### [DIRECTION]
Where the string "screenshot" occurs in the material below, report the whole line.

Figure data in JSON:
-- begin --

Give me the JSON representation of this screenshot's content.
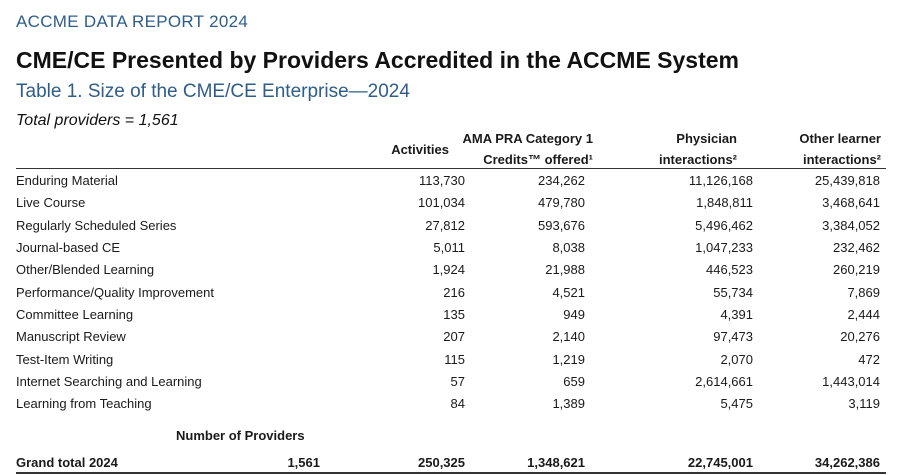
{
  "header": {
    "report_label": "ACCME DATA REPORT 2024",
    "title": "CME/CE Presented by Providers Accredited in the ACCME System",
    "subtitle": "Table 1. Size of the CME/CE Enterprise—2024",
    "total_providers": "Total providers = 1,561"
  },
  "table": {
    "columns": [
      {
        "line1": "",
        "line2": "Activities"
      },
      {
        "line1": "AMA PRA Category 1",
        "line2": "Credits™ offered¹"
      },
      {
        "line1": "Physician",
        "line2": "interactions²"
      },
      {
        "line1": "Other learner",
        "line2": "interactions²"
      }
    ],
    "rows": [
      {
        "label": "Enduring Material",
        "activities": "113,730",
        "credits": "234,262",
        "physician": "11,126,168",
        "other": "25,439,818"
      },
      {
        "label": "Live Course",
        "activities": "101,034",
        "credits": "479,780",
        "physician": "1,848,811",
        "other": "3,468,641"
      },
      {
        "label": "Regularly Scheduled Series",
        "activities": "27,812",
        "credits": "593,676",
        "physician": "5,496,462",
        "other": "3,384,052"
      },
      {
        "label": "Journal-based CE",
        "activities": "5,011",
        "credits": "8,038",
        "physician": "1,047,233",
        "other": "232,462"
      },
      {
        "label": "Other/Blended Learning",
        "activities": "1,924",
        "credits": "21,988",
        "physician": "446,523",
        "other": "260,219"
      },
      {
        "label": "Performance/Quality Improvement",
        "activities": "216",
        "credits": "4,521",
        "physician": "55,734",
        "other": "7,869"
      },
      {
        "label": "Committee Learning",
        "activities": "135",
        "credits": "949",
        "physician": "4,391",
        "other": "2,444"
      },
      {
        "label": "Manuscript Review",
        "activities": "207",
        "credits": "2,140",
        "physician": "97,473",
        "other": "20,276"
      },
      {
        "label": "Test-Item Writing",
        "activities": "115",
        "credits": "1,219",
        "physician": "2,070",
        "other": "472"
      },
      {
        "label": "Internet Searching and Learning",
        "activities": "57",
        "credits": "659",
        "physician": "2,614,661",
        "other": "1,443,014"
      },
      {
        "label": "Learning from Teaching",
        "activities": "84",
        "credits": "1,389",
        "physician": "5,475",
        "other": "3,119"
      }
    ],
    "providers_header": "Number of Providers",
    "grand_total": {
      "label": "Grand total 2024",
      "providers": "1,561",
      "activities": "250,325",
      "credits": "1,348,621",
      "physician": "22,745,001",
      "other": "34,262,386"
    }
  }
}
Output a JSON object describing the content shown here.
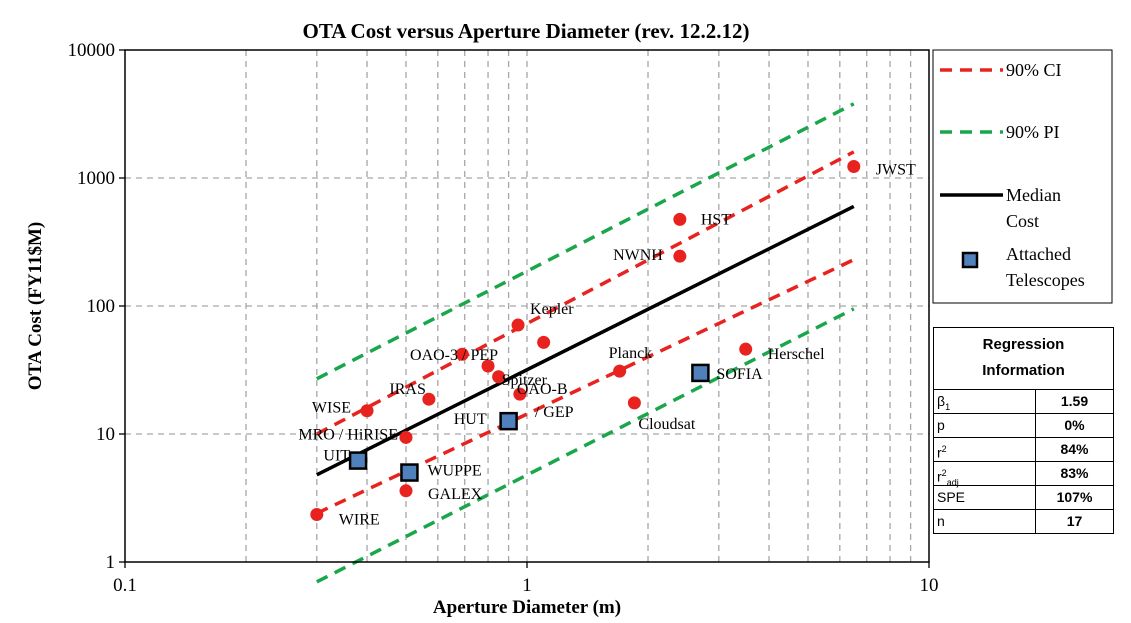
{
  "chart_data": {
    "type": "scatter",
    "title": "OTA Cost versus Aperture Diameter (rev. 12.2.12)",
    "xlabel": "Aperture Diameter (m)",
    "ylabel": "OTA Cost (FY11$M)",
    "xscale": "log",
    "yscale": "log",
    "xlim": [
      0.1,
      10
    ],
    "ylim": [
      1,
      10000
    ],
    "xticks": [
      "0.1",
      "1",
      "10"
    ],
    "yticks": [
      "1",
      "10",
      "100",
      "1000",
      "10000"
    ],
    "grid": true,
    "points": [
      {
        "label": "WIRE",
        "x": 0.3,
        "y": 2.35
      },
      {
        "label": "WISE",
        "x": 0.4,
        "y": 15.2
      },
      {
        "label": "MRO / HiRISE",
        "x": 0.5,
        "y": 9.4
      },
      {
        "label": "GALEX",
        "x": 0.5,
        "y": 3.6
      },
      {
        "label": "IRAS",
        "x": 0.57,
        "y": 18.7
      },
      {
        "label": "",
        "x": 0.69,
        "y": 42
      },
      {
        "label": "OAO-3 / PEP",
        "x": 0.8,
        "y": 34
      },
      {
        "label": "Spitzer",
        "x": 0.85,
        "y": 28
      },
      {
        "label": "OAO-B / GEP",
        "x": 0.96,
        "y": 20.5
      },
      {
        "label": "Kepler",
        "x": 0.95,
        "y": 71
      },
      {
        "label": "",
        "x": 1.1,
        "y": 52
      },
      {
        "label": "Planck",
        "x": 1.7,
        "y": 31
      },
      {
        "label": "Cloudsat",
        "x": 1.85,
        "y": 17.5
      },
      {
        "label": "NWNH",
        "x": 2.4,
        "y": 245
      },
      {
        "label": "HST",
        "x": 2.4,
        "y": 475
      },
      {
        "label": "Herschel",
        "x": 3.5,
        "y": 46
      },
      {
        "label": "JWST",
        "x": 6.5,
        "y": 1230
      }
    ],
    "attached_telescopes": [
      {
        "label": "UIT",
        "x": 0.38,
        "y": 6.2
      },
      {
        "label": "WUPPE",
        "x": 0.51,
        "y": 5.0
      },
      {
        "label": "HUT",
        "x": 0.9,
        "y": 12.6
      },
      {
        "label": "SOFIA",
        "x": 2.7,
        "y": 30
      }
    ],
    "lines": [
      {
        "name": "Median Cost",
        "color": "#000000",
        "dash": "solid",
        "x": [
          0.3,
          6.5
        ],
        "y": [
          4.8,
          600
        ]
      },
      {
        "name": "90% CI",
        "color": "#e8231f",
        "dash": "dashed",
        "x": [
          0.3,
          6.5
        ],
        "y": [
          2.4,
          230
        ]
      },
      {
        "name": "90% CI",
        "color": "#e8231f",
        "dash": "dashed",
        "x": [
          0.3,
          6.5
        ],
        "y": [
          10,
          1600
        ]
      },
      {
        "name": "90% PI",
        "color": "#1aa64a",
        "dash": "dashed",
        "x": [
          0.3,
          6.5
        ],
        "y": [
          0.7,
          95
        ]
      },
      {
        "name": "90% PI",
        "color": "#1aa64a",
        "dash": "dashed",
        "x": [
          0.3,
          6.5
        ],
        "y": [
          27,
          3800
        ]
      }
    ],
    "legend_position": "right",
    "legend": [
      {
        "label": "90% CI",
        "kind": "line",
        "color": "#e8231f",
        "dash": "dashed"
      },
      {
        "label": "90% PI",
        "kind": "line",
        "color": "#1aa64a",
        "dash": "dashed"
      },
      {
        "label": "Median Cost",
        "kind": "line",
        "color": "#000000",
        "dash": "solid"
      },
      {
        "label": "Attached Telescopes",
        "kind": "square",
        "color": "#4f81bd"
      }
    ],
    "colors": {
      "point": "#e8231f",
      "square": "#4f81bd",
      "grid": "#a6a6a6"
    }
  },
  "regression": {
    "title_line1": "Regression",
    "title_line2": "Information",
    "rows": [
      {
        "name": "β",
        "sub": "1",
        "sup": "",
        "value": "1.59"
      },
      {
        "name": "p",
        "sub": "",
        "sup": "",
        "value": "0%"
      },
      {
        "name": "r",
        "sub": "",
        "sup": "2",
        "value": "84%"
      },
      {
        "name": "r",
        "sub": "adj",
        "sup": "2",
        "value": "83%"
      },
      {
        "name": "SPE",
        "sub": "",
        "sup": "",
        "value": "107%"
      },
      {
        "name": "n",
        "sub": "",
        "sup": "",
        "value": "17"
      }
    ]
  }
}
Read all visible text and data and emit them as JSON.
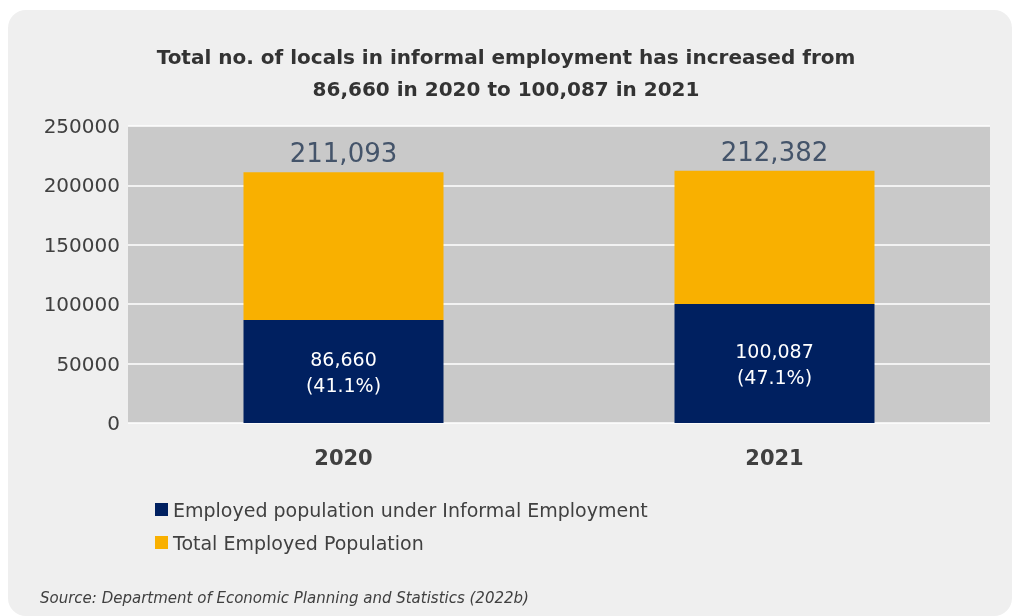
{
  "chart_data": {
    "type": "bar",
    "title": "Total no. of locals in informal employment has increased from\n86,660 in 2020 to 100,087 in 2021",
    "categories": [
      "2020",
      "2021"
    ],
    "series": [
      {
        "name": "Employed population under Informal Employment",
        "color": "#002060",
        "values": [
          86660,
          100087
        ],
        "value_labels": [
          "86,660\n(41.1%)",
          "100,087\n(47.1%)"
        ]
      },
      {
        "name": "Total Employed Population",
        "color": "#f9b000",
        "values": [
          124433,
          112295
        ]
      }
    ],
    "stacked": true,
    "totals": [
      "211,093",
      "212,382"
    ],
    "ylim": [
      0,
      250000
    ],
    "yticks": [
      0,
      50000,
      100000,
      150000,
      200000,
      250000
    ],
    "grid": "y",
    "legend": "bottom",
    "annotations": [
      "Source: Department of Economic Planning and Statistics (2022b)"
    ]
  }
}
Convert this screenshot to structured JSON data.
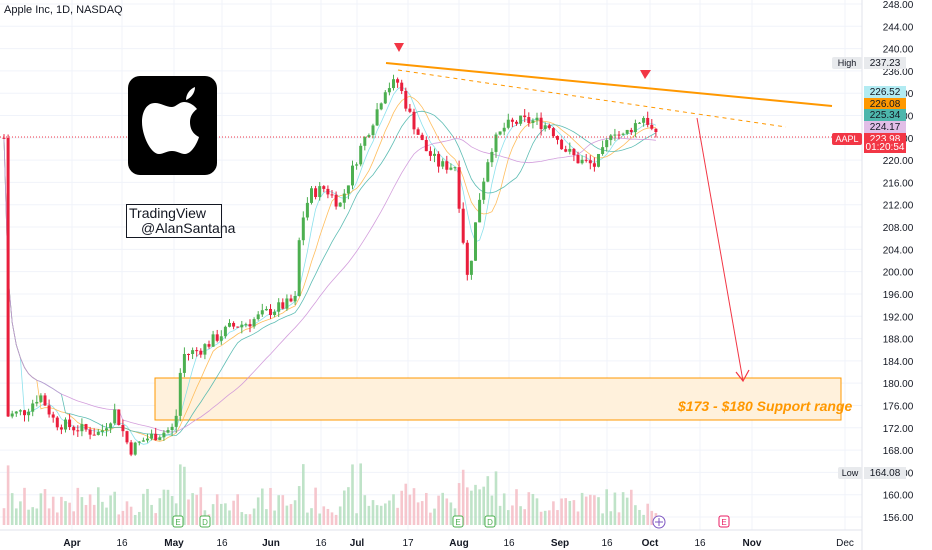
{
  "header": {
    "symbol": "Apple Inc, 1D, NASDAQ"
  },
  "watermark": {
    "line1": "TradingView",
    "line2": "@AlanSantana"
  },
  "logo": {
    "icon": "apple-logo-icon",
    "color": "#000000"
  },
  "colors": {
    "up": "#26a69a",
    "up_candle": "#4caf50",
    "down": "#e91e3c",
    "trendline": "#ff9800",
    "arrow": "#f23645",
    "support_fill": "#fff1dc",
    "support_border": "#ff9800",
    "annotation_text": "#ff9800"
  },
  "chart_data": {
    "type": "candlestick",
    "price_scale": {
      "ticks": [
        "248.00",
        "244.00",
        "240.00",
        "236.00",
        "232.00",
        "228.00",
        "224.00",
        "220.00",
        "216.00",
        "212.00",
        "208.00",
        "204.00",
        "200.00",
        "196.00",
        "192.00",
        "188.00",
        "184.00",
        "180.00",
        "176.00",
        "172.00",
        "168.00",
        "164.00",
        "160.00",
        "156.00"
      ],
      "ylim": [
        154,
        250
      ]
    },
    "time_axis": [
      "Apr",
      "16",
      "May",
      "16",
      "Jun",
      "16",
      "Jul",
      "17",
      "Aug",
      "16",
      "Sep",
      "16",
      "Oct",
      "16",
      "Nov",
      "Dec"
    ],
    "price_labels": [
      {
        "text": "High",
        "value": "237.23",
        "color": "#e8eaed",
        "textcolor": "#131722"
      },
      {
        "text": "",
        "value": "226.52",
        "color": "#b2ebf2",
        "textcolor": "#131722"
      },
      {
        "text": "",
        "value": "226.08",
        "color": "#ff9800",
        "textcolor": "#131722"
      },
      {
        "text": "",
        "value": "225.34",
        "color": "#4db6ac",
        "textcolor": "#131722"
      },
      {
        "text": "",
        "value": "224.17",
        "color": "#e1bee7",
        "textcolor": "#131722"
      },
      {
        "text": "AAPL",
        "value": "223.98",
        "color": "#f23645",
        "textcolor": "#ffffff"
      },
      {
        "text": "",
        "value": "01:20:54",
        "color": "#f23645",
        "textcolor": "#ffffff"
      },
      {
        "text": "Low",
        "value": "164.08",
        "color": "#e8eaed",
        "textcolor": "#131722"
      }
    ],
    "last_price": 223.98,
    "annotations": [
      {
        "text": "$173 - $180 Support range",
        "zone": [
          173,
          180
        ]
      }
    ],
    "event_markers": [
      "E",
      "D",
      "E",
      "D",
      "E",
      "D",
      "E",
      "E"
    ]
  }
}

-- end --

### [FULL SOLUTION]
Give me the JSON representation of this screenshot's content.
Convert this screenshot to structured JSON data.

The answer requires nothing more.